WHAT THE EXERCISE ASKS >>
Give the count of lines containing the string "JSON", with no other output.

STORED ROWS >>

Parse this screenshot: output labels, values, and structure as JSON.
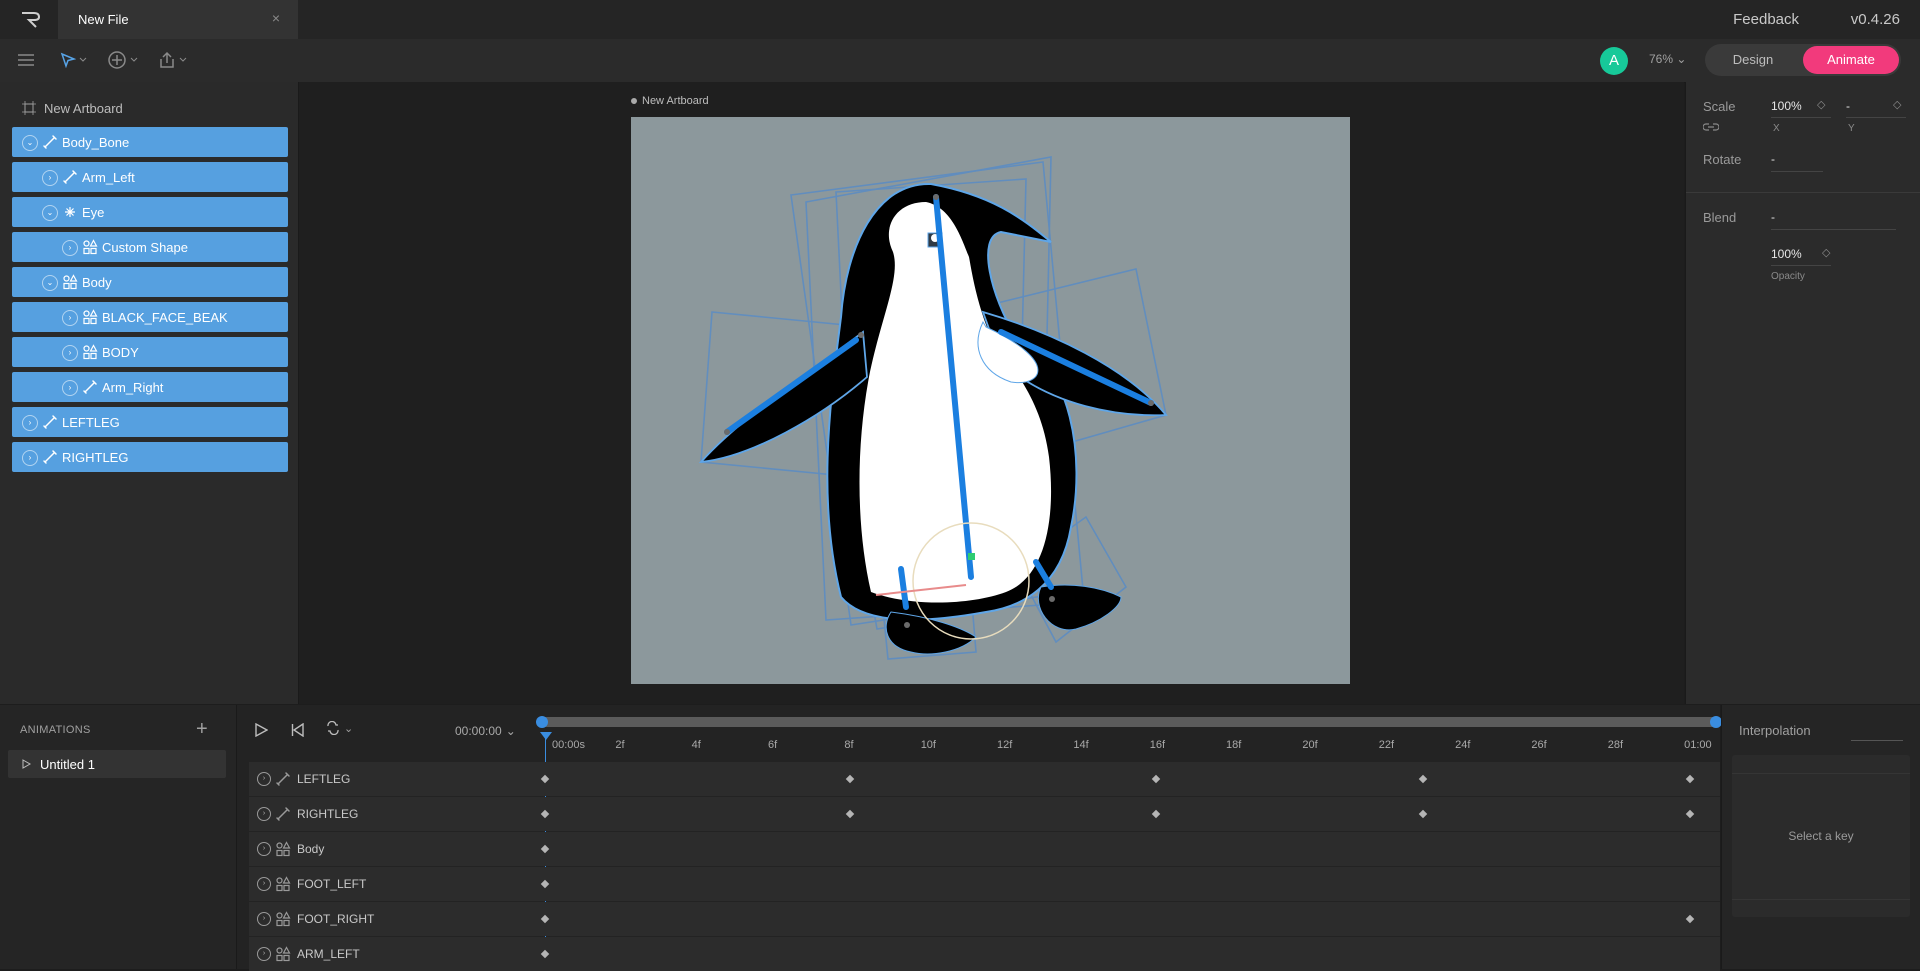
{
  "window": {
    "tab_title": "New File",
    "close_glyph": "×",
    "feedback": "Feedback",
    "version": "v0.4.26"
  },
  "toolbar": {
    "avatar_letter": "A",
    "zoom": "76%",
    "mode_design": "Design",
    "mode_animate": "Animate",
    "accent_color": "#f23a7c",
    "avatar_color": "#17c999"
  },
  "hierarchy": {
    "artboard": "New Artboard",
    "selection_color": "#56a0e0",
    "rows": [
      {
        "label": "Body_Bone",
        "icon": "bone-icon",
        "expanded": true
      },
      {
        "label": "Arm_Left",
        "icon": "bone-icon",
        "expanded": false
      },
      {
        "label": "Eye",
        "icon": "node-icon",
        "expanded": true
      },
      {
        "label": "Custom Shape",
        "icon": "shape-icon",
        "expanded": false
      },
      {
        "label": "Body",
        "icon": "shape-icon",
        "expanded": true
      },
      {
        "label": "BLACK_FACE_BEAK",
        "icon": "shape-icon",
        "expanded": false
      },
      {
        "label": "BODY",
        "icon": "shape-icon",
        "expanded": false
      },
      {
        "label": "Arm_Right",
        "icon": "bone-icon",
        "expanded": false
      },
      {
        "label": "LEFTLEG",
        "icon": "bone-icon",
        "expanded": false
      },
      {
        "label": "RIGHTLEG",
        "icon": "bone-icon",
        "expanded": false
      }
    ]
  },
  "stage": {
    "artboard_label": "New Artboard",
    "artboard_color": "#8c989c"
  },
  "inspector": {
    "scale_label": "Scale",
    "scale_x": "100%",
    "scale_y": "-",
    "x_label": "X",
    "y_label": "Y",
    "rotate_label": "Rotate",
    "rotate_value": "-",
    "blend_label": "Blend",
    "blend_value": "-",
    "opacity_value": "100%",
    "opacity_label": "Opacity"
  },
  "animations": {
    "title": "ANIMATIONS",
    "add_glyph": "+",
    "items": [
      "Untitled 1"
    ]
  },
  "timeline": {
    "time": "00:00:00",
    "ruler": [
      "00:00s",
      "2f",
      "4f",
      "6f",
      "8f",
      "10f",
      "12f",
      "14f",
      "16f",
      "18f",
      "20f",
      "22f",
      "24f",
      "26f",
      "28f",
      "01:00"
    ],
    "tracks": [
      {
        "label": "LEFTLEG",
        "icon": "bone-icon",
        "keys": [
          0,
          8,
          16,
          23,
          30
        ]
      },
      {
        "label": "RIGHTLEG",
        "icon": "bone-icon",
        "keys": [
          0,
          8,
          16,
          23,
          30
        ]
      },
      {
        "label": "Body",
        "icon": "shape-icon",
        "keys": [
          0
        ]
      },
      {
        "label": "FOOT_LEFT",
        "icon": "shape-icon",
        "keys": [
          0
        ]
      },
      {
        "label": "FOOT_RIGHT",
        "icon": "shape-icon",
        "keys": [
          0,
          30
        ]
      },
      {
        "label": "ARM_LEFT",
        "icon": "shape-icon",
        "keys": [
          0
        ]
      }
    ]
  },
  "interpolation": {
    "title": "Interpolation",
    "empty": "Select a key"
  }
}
==
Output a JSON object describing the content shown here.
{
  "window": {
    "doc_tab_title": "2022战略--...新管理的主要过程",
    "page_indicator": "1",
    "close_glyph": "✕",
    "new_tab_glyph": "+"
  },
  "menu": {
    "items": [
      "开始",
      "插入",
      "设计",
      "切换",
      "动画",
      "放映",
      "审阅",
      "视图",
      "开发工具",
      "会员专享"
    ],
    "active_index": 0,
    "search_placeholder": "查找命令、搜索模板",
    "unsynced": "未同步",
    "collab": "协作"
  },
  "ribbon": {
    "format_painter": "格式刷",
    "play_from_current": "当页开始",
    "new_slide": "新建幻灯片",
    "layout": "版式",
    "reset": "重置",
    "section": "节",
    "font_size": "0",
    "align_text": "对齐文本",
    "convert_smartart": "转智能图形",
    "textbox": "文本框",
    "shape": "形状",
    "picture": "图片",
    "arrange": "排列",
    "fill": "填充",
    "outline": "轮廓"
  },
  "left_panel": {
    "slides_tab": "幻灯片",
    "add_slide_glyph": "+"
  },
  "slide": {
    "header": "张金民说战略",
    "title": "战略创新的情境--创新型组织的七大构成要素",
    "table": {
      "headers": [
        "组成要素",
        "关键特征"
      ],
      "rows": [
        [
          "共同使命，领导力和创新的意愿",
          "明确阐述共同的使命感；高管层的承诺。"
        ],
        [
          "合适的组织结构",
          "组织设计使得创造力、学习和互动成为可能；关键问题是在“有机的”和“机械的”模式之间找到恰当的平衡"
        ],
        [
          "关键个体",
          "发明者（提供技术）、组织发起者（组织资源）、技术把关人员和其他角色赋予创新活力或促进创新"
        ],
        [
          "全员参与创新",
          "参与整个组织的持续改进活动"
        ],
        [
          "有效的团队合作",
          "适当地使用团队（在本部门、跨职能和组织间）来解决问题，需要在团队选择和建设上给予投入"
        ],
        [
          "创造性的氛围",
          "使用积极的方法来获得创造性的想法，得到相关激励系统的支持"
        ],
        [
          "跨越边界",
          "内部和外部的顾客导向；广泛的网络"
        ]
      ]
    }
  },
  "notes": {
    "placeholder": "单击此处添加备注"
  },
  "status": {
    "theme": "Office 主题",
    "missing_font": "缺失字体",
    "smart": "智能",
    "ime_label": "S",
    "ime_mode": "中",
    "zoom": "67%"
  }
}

OUTPUT FOR THIS EXERCISE >>
2